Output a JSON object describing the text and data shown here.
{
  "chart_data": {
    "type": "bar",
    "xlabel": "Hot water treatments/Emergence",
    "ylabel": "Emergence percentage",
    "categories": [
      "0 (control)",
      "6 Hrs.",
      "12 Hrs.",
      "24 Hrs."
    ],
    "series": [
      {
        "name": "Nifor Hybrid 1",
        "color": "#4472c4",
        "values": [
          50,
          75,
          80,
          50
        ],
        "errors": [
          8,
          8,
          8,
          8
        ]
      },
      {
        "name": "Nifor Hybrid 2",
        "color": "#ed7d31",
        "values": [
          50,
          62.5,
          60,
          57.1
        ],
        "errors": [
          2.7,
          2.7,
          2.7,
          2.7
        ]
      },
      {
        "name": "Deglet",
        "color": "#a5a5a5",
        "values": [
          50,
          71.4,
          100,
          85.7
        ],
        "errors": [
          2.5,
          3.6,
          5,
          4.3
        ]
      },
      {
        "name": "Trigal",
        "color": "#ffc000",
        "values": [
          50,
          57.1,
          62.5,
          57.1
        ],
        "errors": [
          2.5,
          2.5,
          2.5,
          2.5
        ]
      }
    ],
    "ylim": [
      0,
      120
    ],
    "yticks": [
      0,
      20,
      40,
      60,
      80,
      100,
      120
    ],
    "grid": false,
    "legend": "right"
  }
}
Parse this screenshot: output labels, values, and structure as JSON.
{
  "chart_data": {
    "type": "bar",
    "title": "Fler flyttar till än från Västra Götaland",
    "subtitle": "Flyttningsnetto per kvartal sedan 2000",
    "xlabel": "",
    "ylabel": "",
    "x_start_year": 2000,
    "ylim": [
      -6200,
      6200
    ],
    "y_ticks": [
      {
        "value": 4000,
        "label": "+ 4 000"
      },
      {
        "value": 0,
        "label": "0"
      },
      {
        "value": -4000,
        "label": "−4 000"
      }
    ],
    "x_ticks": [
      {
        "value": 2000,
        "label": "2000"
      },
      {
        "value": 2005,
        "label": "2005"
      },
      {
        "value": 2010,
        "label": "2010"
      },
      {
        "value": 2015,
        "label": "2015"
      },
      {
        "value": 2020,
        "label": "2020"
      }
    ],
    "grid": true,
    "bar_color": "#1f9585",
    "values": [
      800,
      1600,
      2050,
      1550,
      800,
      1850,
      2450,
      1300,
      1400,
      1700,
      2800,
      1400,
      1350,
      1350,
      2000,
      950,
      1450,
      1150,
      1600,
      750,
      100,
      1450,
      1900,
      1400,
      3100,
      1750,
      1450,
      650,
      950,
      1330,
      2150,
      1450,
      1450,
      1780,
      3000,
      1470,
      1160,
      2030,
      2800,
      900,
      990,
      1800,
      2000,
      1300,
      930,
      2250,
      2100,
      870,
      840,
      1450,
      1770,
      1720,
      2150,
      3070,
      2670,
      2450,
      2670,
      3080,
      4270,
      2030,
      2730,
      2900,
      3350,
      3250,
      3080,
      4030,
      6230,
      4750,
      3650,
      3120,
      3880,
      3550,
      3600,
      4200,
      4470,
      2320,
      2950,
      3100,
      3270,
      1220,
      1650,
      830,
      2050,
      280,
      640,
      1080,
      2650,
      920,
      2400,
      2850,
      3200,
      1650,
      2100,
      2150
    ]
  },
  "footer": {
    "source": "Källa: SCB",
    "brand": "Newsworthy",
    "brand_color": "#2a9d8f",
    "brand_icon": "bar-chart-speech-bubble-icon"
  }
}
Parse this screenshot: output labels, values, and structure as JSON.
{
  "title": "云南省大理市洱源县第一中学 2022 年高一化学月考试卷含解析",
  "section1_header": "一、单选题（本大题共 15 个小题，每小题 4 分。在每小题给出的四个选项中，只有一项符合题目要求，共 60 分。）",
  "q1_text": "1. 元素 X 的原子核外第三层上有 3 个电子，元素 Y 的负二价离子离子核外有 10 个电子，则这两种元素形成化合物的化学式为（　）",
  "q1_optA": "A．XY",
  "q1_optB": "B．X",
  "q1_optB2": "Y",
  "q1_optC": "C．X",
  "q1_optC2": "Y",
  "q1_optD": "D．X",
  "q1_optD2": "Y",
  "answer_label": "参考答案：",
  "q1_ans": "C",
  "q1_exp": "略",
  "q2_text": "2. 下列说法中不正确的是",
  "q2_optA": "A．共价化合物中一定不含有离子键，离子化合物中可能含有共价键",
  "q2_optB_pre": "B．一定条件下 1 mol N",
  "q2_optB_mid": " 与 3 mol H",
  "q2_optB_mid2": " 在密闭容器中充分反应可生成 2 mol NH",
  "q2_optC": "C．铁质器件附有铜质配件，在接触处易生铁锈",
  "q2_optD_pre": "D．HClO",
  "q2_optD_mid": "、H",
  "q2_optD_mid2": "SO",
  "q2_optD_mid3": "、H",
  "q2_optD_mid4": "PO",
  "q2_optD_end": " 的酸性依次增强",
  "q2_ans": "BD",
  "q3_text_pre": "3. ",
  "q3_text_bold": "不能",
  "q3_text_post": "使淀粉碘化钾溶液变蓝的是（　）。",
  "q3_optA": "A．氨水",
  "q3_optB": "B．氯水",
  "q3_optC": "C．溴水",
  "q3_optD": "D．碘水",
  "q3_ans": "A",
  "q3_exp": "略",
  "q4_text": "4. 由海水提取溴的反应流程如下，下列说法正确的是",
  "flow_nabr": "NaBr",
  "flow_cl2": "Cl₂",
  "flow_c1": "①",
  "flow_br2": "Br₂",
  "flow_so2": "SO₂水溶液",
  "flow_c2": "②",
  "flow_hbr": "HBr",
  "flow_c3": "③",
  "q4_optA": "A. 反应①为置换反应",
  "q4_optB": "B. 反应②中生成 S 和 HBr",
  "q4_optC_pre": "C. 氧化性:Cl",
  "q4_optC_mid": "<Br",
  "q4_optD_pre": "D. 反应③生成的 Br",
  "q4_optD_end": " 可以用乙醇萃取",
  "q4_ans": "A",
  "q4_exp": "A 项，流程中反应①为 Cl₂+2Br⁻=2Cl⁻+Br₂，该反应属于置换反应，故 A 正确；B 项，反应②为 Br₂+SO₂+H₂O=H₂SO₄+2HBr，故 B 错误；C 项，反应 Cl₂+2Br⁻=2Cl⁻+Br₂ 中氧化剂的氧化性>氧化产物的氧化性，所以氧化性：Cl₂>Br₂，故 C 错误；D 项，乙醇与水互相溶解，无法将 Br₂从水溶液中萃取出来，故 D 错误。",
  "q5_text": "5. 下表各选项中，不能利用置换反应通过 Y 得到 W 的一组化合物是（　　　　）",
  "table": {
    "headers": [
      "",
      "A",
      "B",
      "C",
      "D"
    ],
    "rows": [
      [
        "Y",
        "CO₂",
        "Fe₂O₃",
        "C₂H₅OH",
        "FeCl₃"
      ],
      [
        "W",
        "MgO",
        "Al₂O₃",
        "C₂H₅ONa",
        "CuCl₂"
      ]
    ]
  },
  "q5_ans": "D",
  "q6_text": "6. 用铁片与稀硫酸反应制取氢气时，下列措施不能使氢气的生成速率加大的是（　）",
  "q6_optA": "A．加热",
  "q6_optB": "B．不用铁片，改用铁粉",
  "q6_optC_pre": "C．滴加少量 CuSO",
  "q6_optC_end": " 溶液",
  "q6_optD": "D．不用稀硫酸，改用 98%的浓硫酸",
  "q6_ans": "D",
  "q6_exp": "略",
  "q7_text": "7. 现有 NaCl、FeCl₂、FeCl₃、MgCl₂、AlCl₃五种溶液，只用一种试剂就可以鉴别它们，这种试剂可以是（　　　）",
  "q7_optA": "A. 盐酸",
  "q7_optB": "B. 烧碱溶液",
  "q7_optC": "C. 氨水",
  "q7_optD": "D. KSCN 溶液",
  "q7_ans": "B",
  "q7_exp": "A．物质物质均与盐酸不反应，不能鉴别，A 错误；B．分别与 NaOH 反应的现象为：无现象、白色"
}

-.-.-

## WRITTEN REQUEST
What is the number of lines in the records that contain the string "xlabel"? Give only that number.

## TASK ANSWER
2